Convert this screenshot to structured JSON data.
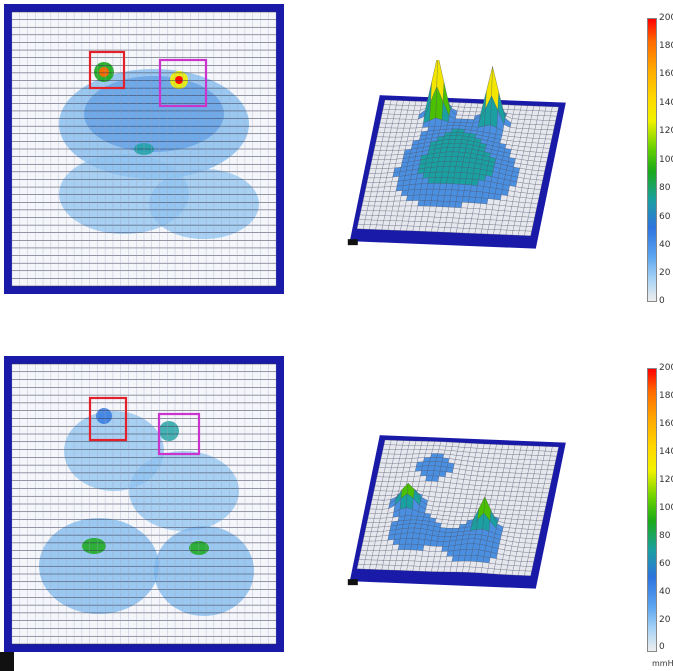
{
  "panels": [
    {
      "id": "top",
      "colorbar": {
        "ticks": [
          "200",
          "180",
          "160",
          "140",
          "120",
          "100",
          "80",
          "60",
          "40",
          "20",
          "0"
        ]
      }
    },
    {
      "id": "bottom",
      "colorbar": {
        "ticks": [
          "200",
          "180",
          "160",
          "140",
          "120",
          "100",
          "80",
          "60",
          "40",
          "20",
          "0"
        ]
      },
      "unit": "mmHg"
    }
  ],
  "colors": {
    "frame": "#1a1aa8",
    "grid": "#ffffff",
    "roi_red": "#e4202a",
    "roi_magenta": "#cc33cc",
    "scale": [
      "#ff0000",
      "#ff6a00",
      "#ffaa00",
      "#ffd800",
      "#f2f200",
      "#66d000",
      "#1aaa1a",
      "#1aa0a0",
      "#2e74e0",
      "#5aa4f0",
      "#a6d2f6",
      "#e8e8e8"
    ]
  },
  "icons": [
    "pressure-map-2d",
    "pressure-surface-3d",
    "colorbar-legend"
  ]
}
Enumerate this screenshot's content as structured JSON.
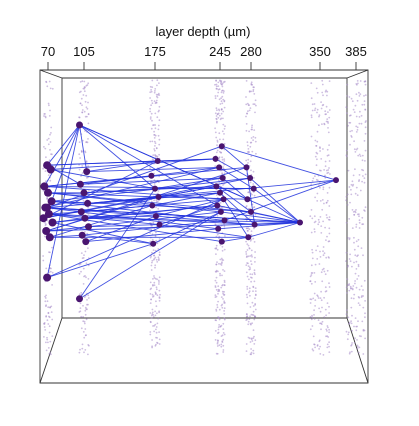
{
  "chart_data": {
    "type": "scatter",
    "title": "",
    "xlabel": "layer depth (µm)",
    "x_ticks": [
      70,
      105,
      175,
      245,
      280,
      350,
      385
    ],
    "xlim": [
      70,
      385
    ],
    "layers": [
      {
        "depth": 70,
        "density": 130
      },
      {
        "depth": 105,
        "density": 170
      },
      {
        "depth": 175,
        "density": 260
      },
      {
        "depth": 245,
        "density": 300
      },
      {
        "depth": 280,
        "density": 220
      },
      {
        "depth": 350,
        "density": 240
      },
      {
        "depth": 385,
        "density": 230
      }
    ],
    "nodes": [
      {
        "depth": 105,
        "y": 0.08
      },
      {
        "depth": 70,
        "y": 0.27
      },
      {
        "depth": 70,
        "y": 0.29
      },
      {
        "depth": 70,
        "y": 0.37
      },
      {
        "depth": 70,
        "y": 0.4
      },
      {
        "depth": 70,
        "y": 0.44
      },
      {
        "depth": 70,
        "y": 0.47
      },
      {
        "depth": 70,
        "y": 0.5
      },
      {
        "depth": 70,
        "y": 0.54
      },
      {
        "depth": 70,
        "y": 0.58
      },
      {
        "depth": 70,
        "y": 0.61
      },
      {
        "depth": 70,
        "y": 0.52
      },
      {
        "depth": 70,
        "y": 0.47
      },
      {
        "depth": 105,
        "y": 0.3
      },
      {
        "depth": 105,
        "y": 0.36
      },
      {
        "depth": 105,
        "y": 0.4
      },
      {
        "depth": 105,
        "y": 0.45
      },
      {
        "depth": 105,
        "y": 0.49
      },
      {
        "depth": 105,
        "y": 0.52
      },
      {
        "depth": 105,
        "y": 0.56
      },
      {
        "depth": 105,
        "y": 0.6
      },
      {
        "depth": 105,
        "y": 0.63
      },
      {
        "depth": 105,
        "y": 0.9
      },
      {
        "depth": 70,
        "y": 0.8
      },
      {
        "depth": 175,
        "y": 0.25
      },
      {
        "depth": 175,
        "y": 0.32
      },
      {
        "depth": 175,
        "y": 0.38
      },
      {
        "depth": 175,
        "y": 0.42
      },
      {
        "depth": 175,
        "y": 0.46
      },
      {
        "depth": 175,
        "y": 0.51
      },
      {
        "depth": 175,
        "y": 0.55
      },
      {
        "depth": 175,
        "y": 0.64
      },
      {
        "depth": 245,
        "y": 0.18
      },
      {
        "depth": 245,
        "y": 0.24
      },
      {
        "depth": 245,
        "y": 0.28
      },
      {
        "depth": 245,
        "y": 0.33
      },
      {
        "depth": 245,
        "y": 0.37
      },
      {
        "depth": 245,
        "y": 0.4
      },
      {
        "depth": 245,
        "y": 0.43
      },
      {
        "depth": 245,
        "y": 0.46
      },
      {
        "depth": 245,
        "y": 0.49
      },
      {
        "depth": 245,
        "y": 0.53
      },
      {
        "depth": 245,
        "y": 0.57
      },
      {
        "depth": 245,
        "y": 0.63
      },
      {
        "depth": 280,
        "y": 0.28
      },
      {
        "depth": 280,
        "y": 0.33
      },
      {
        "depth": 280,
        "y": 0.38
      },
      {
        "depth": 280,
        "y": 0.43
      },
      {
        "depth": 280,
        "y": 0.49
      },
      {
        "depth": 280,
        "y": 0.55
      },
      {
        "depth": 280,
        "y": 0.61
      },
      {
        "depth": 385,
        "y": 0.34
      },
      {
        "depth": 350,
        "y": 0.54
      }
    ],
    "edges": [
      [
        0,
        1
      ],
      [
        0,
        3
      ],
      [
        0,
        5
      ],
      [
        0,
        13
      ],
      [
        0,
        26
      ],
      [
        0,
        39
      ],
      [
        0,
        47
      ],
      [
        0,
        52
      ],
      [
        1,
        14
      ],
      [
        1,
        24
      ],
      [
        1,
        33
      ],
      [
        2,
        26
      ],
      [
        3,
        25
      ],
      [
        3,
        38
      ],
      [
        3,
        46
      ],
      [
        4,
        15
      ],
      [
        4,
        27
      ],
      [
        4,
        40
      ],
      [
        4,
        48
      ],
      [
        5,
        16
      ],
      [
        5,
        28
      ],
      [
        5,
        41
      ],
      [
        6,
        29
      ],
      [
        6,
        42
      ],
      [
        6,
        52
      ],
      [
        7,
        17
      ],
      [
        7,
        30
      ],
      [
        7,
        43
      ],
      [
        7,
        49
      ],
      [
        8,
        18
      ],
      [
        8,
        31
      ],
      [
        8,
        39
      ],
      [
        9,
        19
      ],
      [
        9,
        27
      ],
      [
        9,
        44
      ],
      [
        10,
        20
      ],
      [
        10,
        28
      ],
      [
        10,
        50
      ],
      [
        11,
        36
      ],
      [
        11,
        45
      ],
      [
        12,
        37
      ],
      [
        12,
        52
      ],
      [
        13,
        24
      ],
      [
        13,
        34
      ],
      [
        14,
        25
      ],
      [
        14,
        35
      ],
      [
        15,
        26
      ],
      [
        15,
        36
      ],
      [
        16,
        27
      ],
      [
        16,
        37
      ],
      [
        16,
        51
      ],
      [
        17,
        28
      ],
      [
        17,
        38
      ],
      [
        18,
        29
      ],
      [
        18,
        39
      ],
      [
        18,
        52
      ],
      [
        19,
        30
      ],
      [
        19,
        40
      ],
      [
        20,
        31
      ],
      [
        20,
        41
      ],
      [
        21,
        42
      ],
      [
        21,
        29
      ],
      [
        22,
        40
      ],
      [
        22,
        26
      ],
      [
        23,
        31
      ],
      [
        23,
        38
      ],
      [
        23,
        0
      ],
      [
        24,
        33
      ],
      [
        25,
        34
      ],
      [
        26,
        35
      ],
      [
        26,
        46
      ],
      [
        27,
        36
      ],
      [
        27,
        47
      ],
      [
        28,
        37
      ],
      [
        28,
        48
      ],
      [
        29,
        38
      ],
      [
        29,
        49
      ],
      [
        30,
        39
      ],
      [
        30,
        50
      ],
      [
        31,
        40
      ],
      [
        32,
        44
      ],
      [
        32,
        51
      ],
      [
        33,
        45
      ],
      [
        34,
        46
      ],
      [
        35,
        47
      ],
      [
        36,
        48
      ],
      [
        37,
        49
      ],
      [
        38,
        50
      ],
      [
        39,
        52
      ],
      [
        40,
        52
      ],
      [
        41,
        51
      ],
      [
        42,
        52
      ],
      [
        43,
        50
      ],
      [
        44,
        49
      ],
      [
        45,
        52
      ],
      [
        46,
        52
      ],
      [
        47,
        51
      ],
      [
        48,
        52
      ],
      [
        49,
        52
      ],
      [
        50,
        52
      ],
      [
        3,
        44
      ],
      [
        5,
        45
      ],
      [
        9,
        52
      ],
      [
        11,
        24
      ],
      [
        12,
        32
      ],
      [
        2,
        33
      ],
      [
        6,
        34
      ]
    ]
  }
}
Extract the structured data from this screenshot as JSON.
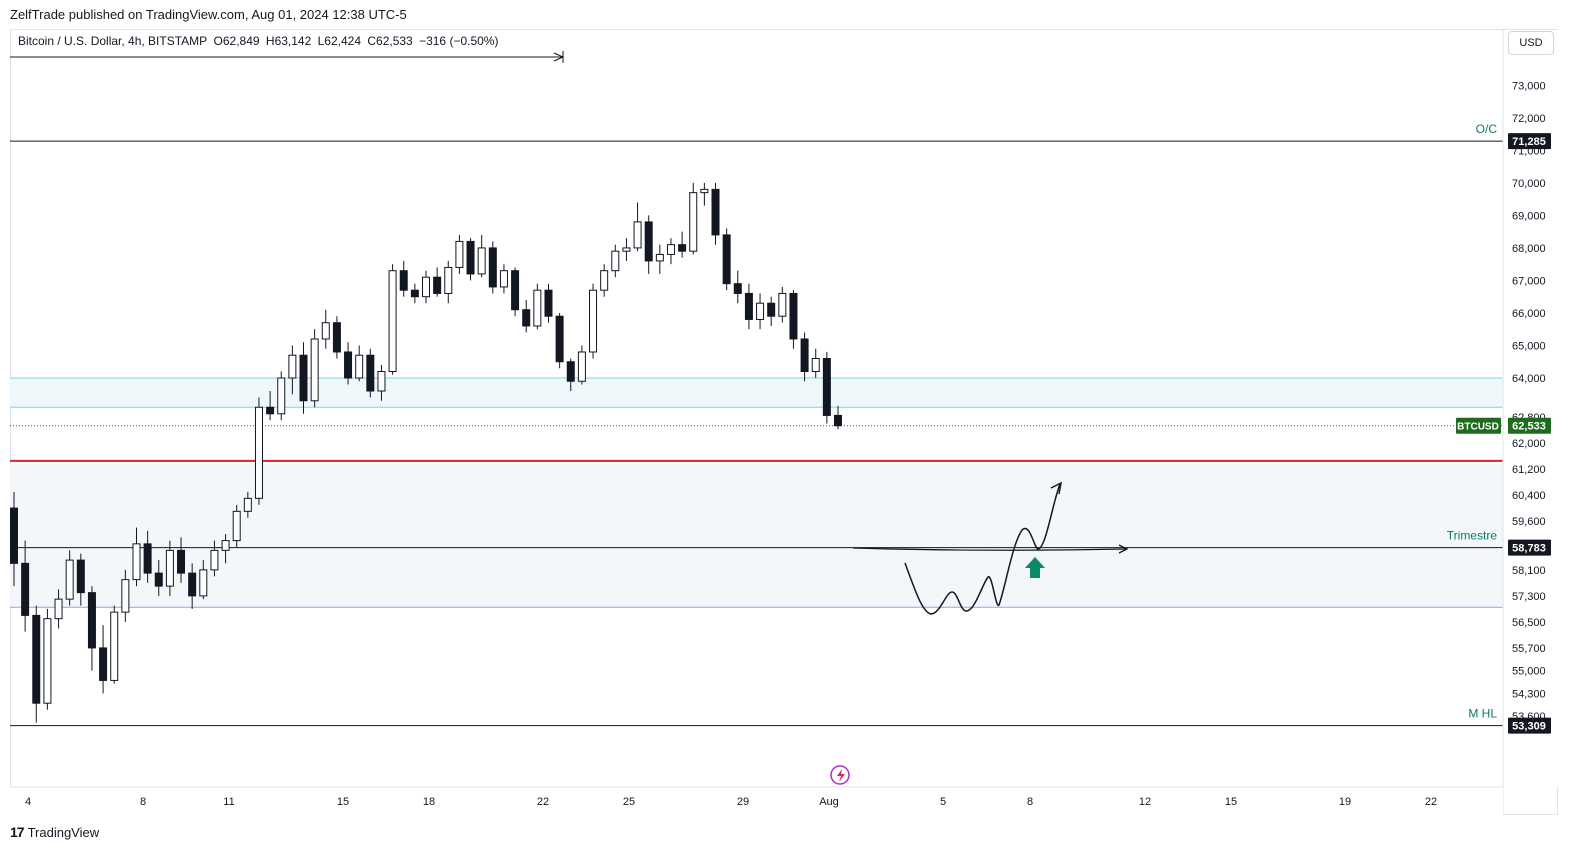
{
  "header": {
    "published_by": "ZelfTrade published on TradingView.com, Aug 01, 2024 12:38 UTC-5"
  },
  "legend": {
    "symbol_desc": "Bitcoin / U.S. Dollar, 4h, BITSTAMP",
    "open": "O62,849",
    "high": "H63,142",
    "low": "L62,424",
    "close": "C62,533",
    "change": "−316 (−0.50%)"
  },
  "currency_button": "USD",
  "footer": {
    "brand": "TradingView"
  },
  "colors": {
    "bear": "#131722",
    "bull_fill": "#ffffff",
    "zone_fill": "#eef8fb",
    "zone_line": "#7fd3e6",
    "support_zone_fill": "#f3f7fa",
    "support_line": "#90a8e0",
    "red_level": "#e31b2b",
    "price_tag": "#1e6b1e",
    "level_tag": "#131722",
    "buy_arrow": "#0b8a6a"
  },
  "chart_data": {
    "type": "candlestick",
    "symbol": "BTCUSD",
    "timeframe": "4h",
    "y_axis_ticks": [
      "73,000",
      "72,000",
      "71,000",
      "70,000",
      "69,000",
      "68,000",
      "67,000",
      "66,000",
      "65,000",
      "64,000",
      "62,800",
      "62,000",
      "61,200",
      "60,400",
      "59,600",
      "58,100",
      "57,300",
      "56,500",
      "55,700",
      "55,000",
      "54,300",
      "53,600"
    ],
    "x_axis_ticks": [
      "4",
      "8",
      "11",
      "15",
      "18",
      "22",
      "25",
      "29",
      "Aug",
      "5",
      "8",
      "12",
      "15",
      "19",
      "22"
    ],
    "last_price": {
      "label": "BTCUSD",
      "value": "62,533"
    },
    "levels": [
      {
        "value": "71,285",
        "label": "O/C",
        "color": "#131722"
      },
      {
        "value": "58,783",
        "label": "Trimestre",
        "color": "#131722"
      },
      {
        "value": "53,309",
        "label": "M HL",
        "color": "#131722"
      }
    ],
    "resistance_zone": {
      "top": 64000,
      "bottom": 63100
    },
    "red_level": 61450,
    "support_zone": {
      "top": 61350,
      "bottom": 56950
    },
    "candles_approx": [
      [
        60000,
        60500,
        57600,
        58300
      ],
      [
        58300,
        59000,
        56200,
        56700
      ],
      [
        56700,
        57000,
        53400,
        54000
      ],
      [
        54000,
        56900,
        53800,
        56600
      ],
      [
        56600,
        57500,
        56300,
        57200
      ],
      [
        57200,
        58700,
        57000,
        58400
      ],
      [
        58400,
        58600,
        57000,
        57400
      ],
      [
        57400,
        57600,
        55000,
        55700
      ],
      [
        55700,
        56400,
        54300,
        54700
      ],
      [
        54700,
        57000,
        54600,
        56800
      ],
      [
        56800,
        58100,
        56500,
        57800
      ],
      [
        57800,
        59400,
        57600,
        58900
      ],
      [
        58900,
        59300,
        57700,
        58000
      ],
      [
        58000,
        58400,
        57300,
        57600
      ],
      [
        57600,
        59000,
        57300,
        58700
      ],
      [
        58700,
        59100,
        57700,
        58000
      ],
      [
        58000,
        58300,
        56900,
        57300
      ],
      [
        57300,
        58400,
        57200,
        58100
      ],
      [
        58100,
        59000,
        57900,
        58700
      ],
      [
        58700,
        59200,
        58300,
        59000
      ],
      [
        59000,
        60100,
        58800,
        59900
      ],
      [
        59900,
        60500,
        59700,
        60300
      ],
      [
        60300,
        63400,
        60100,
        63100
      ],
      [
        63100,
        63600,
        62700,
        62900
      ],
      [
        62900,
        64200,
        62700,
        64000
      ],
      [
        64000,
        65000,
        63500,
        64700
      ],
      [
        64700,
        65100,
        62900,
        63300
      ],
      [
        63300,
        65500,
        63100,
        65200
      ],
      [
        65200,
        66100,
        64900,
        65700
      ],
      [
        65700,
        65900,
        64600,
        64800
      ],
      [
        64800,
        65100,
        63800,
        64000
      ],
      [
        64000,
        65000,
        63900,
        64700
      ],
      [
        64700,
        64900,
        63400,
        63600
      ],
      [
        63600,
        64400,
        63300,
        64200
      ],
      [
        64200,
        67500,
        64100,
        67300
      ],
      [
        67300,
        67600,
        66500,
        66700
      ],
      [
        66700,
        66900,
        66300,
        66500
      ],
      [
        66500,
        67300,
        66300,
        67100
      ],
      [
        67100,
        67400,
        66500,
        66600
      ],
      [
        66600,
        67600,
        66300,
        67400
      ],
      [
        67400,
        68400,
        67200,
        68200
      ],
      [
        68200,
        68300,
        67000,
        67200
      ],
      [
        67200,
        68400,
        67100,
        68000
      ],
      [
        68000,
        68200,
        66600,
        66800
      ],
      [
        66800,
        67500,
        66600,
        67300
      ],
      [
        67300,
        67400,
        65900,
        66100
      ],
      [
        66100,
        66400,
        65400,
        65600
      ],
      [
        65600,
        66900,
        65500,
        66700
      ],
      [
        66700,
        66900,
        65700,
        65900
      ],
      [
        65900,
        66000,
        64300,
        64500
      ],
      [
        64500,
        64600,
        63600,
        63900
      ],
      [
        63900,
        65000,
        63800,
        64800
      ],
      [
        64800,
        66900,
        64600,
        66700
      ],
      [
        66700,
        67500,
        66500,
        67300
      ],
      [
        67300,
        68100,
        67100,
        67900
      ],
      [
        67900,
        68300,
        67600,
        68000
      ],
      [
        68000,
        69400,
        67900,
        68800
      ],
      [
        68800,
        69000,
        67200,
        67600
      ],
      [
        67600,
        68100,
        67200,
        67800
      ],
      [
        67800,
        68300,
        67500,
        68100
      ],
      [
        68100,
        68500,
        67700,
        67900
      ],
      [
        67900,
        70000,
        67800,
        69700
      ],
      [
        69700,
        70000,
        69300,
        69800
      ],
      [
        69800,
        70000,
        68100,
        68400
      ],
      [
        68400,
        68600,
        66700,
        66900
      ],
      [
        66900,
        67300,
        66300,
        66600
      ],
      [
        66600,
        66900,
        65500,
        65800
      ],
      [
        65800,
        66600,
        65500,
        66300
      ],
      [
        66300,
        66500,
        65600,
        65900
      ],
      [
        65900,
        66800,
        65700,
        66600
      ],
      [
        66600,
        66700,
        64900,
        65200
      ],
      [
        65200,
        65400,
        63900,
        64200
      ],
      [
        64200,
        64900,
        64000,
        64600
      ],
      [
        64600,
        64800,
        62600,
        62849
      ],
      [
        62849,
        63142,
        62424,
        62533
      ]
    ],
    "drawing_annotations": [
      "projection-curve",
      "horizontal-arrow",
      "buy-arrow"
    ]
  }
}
= = = = = = =
*INSTRUCTIONS FOR THE TASK*
Show the lines of the records that contain the word "pressure".

*SOLUTION TO THIS PROBLEM*
    "pressure-map-2d",
    "pressure-surface-3d",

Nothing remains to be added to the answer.